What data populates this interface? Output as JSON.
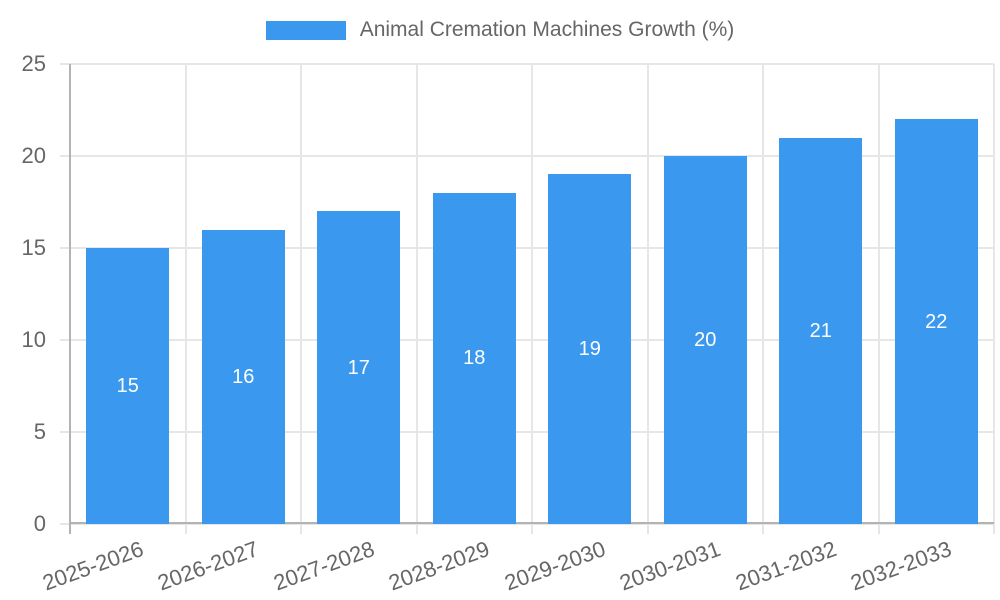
{
  "legend": {
    "label": "Animal Cremation Machines Growth (%)"
  },
  "colors": {
    "background": "#ffffff",
    "bar": "#3a99ee",
    "grid": "#e6e6e6",
    "axis": "#b3b3b3",
    "tick_text": "#666666",
    "bar_label_text": "#ffffff"
  },
  "chart_data": {
    "type": "bar",
    "title": "Animal Cremation Machines Growth (%)",
    "series_name": "Animal Cremation Machines Growth (%)",
    "categories": [
      "2025-2026",
      "2026-2027",
      "2027-2028",
      "2028-2029",
      "2029-2030",
      "2030-2031",
      "2031-2032",
      "2032-2033"
    ],
    "values": [
      15,
      16,
      17,
      18,
      19,
      20,
      21,
      22
    ],
    "xlabel": "",
    "ylabel": "",
    "ylim": [
      0,
      25
    ],
    "yticks": [
      0,
      5,
      10,
      15,
      20,
      25
    ],
    "grid": "on",
    "legend_position": "top-center",
    "x_tick_rotation_deg": -20,
    "bar_value_labels": "inside-center"
  }
}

☆ ☆ ☆

▸ **Task statement**
Pictures stay out of the copy; please restate every record above exactly.

▸ **Answer for this exercise**
What data populates this interface? Output as JSON.
{
  "legend": {
    "label": "Animal Cremation Machines Growth (%)"
  },
  "colors": {
    "background": "#ffffff",
    "bar": "#3a99ee",
    "grid": "#e6e6e6",
    "axis": "#b3b3b3",
    "tick_text": "#666666",
    "bar_label_text": "#ffffff"
  },
  "chart_data": {
    "type": "bar",
    "title": "Animal Cremation Machines Growth (%)",
    "series_name": "Animal Cremation Machines Growth (%)",
    "categories": [
      "2025-2026",
      "2026-2027",
      "2027-2028",
      "2028-2029",
      "2029-2030",
      "2030-2031",
      "2031-2032",
      "2032-2033"
    ],
    "values": [
      15,
      16,
      17,
      18,
      19,
      20,
      21,
      22
    ],
    "xlabel": "",
    "ylabel": "",
    "ylim": [
      0,
      25
    ],
    "yticks": [
      0,
      5,
      10,
      15,
      20,
      25
    ],
    "grid": "on",
    "legend_position": "top-center",
    "x_tick_rotation_deg": -20,
    "bar_value_labels": "inside-center"
  }
}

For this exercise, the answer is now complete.